__WHAT IS EXPECTED__. Quote exactly, and only, the lines from the one with "Serialize everything readable" through the end of the listing.

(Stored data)
◆ ◆ ◆ ◆ ◆
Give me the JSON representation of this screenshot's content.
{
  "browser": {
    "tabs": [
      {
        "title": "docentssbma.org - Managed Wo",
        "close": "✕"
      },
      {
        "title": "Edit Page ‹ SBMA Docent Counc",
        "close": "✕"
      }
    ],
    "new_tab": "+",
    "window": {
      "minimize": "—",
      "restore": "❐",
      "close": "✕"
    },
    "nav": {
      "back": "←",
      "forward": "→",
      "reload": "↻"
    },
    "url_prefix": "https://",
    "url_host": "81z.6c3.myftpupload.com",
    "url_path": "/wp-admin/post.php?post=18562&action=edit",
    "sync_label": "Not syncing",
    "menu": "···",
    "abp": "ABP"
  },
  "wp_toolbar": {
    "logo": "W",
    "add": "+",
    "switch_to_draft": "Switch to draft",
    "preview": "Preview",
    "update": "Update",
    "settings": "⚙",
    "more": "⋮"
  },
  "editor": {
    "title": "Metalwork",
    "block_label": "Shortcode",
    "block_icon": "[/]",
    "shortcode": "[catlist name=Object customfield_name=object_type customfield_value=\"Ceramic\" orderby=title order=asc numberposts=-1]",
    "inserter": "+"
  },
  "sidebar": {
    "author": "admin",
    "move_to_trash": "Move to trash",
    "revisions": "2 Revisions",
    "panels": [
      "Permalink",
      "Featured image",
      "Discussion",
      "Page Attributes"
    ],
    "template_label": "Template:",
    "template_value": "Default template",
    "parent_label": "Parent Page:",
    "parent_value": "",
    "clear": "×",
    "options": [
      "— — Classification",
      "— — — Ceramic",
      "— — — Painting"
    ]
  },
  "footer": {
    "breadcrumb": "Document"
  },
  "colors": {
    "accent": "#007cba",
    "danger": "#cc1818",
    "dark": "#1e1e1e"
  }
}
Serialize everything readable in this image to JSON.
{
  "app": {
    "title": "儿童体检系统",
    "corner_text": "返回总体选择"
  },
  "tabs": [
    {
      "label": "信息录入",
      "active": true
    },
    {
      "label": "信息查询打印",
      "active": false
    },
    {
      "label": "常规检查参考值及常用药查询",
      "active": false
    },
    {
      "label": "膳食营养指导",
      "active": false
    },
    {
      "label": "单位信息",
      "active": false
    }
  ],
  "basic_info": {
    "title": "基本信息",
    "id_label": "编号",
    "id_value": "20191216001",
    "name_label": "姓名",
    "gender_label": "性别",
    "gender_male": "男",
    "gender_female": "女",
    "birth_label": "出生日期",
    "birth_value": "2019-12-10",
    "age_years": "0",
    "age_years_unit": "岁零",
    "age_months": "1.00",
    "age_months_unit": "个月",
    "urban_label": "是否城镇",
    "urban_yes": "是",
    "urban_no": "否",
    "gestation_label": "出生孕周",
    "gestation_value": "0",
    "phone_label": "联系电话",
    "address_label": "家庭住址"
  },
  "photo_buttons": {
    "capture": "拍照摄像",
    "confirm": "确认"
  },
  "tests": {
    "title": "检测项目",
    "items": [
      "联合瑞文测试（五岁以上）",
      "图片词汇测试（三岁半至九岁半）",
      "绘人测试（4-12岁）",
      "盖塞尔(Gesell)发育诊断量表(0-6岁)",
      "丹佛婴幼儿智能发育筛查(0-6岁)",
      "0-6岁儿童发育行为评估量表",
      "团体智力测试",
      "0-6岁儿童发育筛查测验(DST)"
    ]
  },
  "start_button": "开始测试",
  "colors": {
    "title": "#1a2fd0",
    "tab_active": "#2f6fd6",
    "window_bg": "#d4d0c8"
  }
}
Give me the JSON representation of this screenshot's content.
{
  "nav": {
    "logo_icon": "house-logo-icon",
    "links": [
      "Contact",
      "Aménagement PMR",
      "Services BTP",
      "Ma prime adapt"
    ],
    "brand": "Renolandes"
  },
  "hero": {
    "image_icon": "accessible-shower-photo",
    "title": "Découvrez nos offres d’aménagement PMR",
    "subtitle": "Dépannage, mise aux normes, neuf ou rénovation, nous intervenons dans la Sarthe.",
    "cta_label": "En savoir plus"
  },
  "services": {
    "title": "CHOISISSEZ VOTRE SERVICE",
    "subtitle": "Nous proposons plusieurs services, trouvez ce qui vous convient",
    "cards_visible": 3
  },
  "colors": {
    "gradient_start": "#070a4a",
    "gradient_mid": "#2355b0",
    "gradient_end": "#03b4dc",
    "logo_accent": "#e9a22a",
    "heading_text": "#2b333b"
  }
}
◆ ◆ ◆ ◆ ◆
__TASK RESPONSE__.
Serialize everything readable in this image to JSON.
{
  "app": {
    "title": "儿童体检系统",
    "corner_text": "返回总体选择"
  },
  "tabs": [
    {
      "label": "信息录入",
      "active": true
    },
    {
      "label": "信息查询打印",
      "active": false
    },
    {
      "label": "常规检查参考值及常用药查询",
      "active": false
    },
    {
      "label": "膳食营养指导",
      "active": false
    },
    {
      "label": "单位信息",
      "active": false
    }
  ],
  "basic_info": {
    "title": "基本信息",
    "id_label": "编号",
    "id_value": "20191216001",
    "name_label": "姓名",
    "gender_label": "性别",
    "gender_male": "男",
    "gender_female": "女",
    "birth_label": "出生日期",
    "birth_value": "2019-12-10",
    "age_years": "0",
    "age_years_unit": "岁零",
    "age_months": "1.00",
    "age_months_unit": "个月",
    "urban_label": "是否城镇",
    "urban_yes": "是",
    "urban_no": "否",
    "gestation_label": "出生孕周",
    "gestation_value": "0",
    "phone_label": "联系电话",
    "address_label": "家庭住址"
  },
  "photo_buttons": {
    "capture": "拍照摄像",
    "confirm": "确认"
  },
  "tests": {
    "title": "检测项目",
    "items": [
      "联合瑞文测试（五岁以上）",
      "图片词汇测试（三岁半至九岁半）",
      "绘人测试（4-12岁）",
      "盖塞尔(Gesell)发育诊断量表(0-6岁)",
      "丹佛婴幼儿智能发育筛查(0-6岁)",
      "0-6岁儿童发育行为评估量表",
      "团体智力测试",
      "0-6岁儿童发育筛查测验(DST)"
    ]
  },
  "start_button": "开始测试",
  "colors": {
    "title": "#1a2fd0",
    "tab_active": "#2f6fd6",
    "window_bg": "#d4d0c8"
  }
}
Give me the JSON representation of this screenshot's content.
{
  "nav": {
    "logo_icon": "house-logo-icon",
    "links": [
      "Contact",
      "Aménagement PMR",
      "Services BTP",
      "Ma prime adapt"
    ],
    "brand": "Renolandes"
  },
  "hero": {
    "image_icon": "accessible-shower-photo",
    "title": "Découvrez nos offres d’aménagement PMR",
    "subtitle": "Dépannage, mise aux normes, neuf ou rénovation, nous intervenons dans la Sarthe.",
    "cta_label": "En savoir plus"
  },
  "services": {
    "title": "CHOISISSEZ VOTRE SERVICE",
    "subtitle": "Nous proposons plusieurs services, trouvez ce qui vous convient",
    "cards_visible": 3
  },
  "colors": {
    "gradient_start": "#070a4a",
    "gradient_mid": "#2355b0",
    "gradient_end": "#03b4dc",
    "logo_accent": "#e9a22a",
    "heading_text": "#2b333b"
  }
}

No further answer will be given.